# Problem statement
Answer with a single number: how many lines in the listing below include "verilen"?

Begin

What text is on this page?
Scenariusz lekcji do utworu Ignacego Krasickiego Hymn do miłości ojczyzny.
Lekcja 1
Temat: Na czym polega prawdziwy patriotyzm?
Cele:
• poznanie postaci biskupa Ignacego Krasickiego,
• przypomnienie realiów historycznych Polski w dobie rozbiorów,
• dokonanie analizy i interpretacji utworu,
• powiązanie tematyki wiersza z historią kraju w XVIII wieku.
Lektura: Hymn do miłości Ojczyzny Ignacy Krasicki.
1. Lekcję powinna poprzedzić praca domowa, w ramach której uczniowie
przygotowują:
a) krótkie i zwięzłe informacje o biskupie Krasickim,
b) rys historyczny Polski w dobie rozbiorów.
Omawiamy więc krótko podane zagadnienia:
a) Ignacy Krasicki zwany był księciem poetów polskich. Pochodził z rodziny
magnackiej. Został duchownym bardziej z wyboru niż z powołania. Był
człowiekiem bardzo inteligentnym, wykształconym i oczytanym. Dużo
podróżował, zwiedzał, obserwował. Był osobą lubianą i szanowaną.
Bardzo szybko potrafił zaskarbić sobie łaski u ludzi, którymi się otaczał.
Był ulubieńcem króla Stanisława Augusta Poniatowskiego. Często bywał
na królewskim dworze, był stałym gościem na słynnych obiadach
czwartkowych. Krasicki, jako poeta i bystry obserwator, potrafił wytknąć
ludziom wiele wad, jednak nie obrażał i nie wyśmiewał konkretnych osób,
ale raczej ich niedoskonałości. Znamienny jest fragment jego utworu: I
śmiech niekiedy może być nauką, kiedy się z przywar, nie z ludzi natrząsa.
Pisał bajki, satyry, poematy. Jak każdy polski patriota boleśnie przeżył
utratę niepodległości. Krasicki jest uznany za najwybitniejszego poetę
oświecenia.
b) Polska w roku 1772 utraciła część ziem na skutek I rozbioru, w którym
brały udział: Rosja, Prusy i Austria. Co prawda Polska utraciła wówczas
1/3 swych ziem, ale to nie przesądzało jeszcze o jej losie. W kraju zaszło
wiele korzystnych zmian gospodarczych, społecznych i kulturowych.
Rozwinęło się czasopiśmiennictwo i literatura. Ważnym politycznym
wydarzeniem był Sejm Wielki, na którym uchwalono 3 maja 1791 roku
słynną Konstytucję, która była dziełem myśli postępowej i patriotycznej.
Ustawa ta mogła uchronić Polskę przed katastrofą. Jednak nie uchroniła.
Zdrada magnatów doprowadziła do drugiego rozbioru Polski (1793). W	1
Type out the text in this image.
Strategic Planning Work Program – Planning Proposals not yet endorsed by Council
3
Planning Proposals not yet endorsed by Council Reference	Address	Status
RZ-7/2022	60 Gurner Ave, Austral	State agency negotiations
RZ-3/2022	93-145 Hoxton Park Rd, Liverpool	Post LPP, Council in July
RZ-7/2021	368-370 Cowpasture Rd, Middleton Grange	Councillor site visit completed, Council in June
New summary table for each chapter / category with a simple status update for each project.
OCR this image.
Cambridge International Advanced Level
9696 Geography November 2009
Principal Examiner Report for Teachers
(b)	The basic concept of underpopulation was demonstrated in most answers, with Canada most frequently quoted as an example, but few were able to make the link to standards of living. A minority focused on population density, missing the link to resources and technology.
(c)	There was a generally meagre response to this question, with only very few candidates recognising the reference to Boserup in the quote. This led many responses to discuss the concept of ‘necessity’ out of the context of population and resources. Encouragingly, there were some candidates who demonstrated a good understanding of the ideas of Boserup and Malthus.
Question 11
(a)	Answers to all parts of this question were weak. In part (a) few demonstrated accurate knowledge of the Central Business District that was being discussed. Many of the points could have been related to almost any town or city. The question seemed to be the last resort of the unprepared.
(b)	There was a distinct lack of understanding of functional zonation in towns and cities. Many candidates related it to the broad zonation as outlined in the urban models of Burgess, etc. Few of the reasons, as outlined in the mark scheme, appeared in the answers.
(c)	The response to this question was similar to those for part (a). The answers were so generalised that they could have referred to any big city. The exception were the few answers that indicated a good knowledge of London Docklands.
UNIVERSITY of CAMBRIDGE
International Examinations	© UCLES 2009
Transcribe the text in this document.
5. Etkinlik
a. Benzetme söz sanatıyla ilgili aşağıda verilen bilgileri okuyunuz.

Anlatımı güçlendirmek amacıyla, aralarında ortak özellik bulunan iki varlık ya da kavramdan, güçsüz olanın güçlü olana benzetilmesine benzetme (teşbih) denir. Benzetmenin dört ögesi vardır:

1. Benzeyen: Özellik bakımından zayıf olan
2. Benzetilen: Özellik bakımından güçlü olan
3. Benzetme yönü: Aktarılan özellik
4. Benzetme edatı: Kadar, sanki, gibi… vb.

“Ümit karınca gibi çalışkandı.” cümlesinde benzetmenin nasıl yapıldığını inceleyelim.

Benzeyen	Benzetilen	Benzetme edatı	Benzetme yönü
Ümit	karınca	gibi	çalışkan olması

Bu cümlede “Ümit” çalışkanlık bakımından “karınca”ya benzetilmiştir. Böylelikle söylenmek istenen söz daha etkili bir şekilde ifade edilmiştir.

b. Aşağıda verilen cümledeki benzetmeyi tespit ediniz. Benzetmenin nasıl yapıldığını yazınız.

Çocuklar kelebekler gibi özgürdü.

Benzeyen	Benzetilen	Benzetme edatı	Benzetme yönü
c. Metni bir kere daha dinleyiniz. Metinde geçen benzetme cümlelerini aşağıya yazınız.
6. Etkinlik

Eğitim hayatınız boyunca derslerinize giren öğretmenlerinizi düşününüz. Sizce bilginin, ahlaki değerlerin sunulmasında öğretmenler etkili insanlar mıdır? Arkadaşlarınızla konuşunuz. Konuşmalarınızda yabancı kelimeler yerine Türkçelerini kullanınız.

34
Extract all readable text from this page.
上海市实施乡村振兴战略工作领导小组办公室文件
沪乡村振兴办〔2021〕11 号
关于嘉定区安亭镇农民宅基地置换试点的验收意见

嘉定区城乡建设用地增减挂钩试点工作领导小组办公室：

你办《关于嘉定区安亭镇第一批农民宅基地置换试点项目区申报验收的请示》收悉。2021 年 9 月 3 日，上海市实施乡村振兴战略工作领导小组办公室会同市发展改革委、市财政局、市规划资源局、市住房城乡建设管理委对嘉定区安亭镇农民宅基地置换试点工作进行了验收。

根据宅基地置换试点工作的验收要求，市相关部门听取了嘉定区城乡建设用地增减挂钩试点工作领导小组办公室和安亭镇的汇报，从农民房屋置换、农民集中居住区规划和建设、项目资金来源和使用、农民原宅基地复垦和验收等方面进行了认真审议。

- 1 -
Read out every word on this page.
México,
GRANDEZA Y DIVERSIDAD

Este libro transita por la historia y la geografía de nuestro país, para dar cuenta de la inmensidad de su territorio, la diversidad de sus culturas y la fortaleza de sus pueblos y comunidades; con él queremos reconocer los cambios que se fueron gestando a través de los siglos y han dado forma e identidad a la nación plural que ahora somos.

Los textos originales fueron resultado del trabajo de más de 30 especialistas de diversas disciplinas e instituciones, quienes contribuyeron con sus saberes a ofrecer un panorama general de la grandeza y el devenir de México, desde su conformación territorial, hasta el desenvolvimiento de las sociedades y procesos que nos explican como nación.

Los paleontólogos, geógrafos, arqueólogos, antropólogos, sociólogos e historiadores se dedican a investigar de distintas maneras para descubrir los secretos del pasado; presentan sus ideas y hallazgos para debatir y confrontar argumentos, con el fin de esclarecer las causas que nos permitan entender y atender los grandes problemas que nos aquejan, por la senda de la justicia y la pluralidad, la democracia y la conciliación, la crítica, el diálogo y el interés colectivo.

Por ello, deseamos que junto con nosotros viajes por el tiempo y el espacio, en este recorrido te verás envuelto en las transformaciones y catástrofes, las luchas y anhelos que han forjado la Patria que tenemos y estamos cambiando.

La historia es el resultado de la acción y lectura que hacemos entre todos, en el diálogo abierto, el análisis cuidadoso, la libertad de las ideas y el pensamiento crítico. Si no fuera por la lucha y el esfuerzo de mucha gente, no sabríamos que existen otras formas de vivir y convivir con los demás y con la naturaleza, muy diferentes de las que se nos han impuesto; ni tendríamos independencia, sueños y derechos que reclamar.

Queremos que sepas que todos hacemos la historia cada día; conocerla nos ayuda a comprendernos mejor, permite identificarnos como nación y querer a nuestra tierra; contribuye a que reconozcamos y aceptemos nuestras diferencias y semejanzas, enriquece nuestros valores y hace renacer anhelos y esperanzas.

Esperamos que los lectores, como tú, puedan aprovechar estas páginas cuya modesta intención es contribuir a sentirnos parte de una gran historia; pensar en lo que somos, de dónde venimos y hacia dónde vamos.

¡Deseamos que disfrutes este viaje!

End

# Answer to this exercise
2